**Exercise requirements:**
Pictures don't belong in the copy; print all the records exactly.

Start Information provided

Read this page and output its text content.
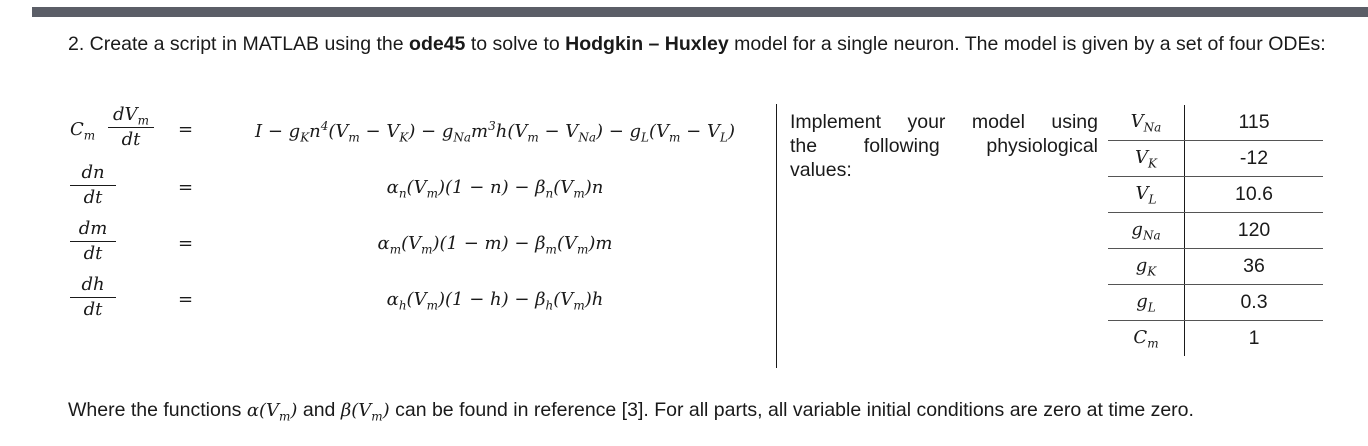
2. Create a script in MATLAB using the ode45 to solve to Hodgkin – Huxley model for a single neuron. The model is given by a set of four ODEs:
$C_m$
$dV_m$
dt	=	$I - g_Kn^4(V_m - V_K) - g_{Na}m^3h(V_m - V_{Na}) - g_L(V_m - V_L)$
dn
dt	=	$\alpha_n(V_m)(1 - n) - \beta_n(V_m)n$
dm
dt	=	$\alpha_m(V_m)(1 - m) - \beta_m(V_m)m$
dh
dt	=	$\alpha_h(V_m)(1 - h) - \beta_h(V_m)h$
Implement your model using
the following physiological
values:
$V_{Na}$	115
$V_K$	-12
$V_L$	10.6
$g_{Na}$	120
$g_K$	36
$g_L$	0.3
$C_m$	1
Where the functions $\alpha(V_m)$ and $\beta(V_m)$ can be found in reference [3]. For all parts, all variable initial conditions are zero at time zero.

End Information provided

**Output for this exercise:**
Read this page and output its text content.
2. Create a script in MATLAB using the ode45 to solve to Hodgkin – Huxley model for a single neuron. The model is given by a set of four ODEs:
$C_m$
$dV_m$
dt	=	$I - g_Kn^4(V_m - V_K) - g_{Na}m^3h(V_m - V_{Na}) - g_L(V_m - V_L)$
dn
dt	=	$\alpha_n(V_m)(1 - n) - \beta_n(V_m)n$
dm
dt	=	$\alpha_m(V_m)(1 - m) - \beta_m(V_m)m$
dh
dt	=	$\alpha_h(V_m)(1 - h) - \beta_h(V_m)h$
Implement your model using
the following physiological
values:
$V_{Na}$	115
$V_K$	-12
$V_L$	10.6
$g_{Na}$	120
$g_K$	36
$g_L$	0.3
$C_m$	1
Where the functions $\alpha(V_m)$ and $\beta(V_m)$ can be found in reference [3]. For all parts, all variable initial conditions are zero at time zero.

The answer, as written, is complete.